» **Task data**
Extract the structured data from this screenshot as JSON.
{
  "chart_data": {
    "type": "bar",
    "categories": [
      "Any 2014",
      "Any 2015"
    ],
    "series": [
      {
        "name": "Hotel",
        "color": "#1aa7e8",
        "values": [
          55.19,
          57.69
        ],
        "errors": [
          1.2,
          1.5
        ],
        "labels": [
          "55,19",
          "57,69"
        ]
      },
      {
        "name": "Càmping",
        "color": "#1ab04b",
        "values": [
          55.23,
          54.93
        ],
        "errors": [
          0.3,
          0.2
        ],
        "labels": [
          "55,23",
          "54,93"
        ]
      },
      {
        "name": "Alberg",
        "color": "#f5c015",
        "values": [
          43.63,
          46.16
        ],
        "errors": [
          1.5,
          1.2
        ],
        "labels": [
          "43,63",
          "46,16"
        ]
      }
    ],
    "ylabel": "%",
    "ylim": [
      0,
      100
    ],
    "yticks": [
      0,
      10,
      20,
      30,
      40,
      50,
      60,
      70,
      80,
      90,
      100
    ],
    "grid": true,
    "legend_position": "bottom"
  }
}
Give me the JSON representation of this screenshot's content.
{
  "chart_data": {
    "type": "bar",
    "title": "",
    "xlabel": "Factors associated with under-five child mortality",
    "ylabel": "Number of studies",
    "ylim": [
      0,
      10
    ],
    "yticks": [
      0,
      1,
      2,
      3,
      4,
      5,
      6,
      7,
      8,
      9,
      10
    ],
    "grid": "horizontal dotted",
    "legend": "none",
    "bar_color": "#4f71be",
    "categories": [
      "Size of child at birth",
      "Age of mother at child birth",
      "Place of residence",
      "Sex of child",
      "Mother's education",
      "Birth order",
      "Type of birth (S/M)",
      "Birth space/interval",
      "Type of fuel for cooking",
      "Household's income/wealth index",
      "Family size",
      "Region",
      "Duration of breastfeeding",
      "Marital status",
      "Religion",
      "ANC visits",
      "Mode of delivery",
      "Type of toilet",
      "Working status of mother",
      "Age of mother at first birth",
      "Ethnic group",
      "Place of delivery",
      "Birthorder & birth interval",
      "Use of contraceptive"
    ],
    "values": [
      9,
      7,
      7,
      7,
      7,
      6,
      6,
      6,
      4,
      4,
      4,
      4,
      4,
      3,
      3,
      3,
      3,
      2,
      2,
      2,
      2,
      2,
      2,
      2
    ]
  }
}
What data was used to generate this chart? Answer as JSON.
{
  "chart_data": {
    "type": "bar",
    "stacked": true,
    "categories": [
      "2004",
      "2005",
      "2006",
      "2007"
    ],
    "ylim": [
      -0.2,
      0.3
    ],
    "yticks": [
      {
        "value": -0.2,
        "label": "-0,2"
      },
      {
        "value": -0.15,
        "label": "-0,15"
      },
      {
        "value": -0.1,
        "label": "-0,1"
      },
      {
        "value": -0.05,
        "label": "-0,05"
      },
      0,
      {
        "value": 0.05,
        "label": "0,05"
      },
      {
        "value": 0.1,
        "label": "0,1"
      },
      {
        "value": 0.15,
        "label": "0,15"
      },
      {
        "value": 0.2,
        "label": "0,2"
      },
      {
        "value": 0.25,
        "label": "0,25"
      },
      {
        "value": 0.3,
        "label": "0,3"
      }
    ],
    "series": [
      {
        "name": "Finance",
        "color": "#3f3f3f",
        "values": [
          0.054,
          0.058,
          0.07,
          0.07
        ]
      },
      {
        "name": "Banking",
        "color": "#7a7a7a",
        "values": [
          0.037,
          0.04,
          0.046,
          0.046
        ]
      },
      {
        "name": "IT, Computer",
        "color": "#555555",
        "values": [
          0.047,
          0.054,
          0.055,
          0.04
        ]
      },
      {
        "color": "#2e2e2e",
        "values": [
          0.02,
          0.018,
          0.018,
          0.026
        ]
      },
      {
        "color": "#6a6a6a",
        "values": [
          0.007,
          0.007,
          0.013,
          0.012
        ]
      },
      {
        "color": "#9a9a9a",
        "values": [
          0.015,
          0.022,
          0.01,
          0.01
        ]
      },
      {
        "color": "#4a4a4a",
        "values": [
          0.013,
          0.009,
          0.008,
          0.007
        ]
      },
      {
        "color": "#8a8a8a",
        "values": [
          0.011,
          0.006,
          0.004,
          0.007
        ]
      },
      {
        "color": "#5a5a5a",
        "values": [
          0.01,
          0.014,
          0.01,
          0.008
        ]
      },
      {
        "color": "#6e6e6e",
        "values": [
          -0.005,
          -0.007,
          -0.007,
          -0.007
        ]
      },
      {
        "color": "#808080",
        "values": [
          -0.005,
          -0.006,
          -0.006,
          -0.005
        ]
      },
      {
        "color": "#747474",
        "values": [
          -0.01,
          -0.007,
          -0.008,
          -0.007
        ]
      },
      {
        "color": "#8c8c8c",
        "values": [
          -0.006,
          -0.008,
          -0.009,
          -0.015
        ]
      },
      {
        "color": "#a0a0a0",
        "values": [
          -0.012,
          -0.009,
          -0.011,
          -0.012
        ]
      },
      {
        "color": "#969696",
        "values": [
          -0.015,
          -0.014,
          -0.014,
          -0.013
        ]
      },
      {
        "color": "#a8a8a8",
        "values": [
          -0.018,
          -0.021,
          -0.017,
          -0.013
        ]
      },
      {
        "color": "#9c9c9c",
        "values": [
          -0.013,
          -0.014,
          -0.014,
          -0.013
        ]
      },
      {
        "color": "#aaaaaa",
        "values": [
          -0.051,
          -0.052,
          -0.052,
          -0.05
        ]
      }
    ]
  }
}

» **Task prompt**
Take the entries above and transcribe them exactly.

» **Task answer**
Extract the structured data from this screenshot as JSON.
{
  "chart_data": {
    "type": "bar",
    "categories": [
      "Any 2014",
      "Any 2015"
    ],
    "series": [
      {
        "name": "Hotel",
        "color": "#1aa7e8",
        "values": [
          55.19,
          57.69
        ],
        "errors": [
          1.2,
          1.5
        ],
        "labels": [
          "55,19",
          "57,69"
        ]
      },
      {
        "name": "Càmping",
        "color": "#1ab04b",
        "values": [
          55.23,
          54.93
        ],
        "errors": [
          0.3,
          0.2
        ],
        "labels": [
          "55,23",
          "54,93"
        ]
      },
      {
        "name": "Alberg",
        "color": "#f5c015",
        "values": [
          43.63,
          46.16
        ],
        "errors": [
          1.5,
          1.2
        ],
        "labels": [
          "43,63",
          "46,16"
        ]
      }
    ],
    "ylabel": "%",
    "ylim": [
      0,
      100
    ],
    "yticks": [
      0,
      10,
      20,
      30,
      40,
      50,
      60,
      70,
      80,
      90,
      100
    ],
    "grid": true,
    "legend_position": "bottom"
  }
}
Give me the JSON representation of this screenshot's content.
{
  "chart_data": {
    "type": "bar",
    "title": "",
    "xlabel": "Factors associated with under-five child mortality",
    "ylabel": "Number of studies",
    "ylim": [
      0,
      10
    ],
    "yticks": [
      0,
      1,
      2,
      3,
      4,
      5,
      6,
      7,
      8,
      9,
      10
    ],
    "grid": "horizontal dotted",
    "legend": "none",
    "bar_color": "#4f71be",
    "categories": [
      "Size of child at birth",
      "Age of mother at child birth",
      "Place of residence",
      "Sex of child",
      "Mother's education",
      "Birth order",
      "Type of birth (S/M)",
      "Birth space/interval",
      "Type of fuel for cooking",
      "Household's income/wealth index",
      "Family size",
      "Region",
      "Duration of breastfeeding",
      "Marital status",
      "Religion",
      "ANC visits",
      "Mode of delivery",
      "Type of toilet",
      "Working status of mother",
      "Age of mother at first birth",
      "Ethnic group",
      "Place of delivery",
      "Birthorder & birth interval",
      "Use of contraceptive"
    ],
    "values": [
      9,
      7,
      7,
      7,
      7,
      6,
      6,
      6,
      4,
      4,
      4,
      4,
      4,
      3,
      3,
      3,
      3,
      2,
      2,
      2,
      2,
      2,
      2,
      2
    ]
  }
}
What data was used to generate this chart? Answer as JSON.
{
  "chart_data": {
    "type": "bar",
    "stacked": true,
    "categories": [
      "2004",
      "2005",
      "2006",
      "2007"
    ],
    "ylim": [
      -0.2,
      0.3
    ],
    "yticks": [
      {
        "value": -0.2,
        "label": "-0,2"
      },
      {
        "value": -0.15,
        "label": "-0,15"
      },
      {
        "value": -0.1,
        "label": "-0,1"
      },
      {
        "value": -0.05,
        "label": "-0,05"
      },
      0,
      {
        "value": 0.05,
        "label": "0,05"
      },
      {
        "value": 0.1,
        "label": "0,1"
      },
      {
        "value": 0.15,
        "label": "0,15"
      },
      {
        "value": 0.2,
        "label": "0,2"
      },
      {
        "value": 0.25,
        "label": "0,25"
      },
      {
        "value": 0.3,
        "label": "0,3"
      }
    ],
    "series": [
      {
        "name": "Finance",
        "color": "#3f3f3f",
        "values": [
          0.054,
          0.058,
          0.07,
          0.07
        ]
      },
      {
        "name": "Banking",
        "color": "#7a7a7a",
        "values": [
          0.037,
          0.04,
          0.046,
          0.046
        ]
      },
      {
        "name": "IT, Computer",
        "color": "#555555",
        "values": [
          0.047,
          0.054,
          0.055,
          0.04
        ]
      },
      {
        "color": "#2e2e2e",
        "values": [
          0.02,
          0.018,
          0.018,
          0.026
        ]
      },
      {
        "color": "#6a6a6a",
        "values": [
          0.007,
          0.007,
          0.013,
          0.012
        ]
      },
      {
        "color": "#9a9a9a",
        "values": [
          0.015,
          0.022,
          0.01,
          0.01
        ]
      },
      {
        "color": "#4a4a4a",
        "values": [
          0.013,
          0.009,
          0.008,
          0.007
        ]
      },
      {
        "color": "#8a8a8a",
        "values": [
          0.011,
          0.006,
          0.004,
          0.007
        ]
      },
      {
        "color": "#5a5a5a",
        "values": [
          0.01,
          0.014,
          0.01,
          0.008
        ]
      },
      {
        "color": "#6e6e6e",
        "values": [
          -0.005,
          -0.007,
          -0.007,
          -0.007
        ]
      },
      {
        "color": "#808080",
        "values": [
          -0.005,
          -0.006,
          -0.006,
          -0.005
        ]
      },
      {
        "color": "#747474",
        "values": [
          -0.01,
          -0.007,
          -0.008,
          -0.007
        ]
      },
      {
        "color": "#8c8c8c",
        "values": [
          -0.006,
          -0.008,
          -0.009,
          -0.015
        ]
      },
      {
        "color": "#a0a0a0",
        "values": [
          -0.012,
          -0.009,
          -0.011,
          -0.012
        ]
      },
      {
        "color": "#969696",
        "values": [
          -0.015,
          -0.014,
          -0.014,
          -0.013
        ]
      },
      {
        "color": "#a8a8a8",
        "values": [
          -0.018,
          -0.021,
          -0.017,
          -0.013
        ]
      },
      {
        "color": "#9c9c9c",
        "values": [
          -0.013,
          -0.014,
          -0.014,
          -0.013
        ]
      },
      {
        "color": "#aaaaaa",
        "values": [
          -0.051,
          -0.052,
          -0.052,
          -0.05
        ]
      }
    ]
  }
}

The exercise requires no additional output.